Write out the data again in full, exactly as it reads.

-- Start --

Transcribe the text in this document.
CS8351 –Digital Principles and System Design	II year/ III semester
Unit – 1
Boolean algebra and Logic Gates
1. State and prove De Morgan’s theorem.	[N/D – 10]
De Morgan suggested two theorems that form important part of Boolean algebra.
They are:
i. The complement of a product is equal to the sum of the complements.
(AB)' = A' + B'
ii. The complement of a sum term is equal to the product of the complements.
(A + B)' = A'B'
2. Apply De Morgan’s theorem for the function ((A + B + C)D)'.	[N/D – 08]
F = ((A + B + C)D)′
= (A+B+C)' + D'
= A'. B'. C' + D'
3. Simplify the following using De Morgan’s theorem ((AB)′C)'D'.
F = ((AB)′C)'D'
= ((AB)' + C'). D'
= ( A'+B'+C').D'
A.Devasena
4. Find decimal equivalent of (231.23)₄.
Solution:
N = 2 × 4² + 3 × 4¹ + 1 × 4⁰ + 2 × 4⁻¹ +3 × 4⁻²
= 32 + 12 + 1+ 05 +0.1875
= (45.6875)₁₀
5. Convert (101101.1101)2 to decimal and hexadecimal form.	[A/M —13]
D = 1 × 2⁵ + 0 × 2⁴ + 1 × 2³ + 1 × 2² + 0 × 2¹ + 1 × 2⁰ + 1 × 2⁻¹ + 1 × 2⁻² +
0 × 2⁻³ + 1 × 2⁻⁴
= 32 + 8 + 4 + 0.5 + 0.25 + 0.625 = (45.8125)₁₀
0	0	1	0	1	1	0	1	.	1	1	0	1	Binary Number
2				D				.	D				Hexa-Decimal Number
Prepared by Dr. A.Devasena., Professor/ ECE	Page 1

-- End --

Written solution:
Transcribe the text in this document.
CS8351 –Digital Principles and System Design	II year/ III semester
Unit – 1
Boolean algebra and Logic Gates
1. State and prove De Morgan’s theorem.	[N/D – 10]
De Morgan suggested two theorems that form important part of Boolean algebra.
They are:
i. The complement of a product is equal to the sum of the complements.
(AB)' = A' + B'
ii. The complement of a sum term is equal to the product of the complements.
(A + B)' = A'B'
2. Apply De Morgan’s theorem for the function ((A + B + C)D)'.	[N/D – 08]
F = ((A + B + C)D)′
= (A+B+C)' + D'
= A'. B'. C' + D'
3. Simplify the following using De Morgan’s theorem ((AB)′C)'D'.
F = ((AB)′C)'D'
= ((AB)' + C'). D'
= ( A'+B'+C').D'
A.Devasena
4. Find decimal equivalent of (231.23)₄.
Solution:
N = 2 × 4² + 3 × 4¹ + 1 × 4⁰ + 2 × 4⁻¹ +3 × 4⁻²
= 32 + 12 + 1+ 05 +0.1875
= (45.6875)₁₀
5. Convert (101101.1101)2 to decimal and hexadecimal form.	[A/M —13]
D = 1 × 2⁵ + 0 × 2⁴ + 1 × 2³ + 1 × 2² + 0 × 2¹ + 1 × 2⁰ + 1 × 2⁻¹ + 1 × 2⁻² +
0 × 2⁻³ + 1 × 2⁻⁴
= 32 + 8 + 4 + 0.5 + 0.25 + 0.625 = (45.8125)₁₀
0	0	1	0	1	1	0	1	.	1	1	0	1	Binary Number
2				D				.	D				Hexa-Decimal Number
Prepared by Dr. A.Devasena., Professor/ ECE	Page 1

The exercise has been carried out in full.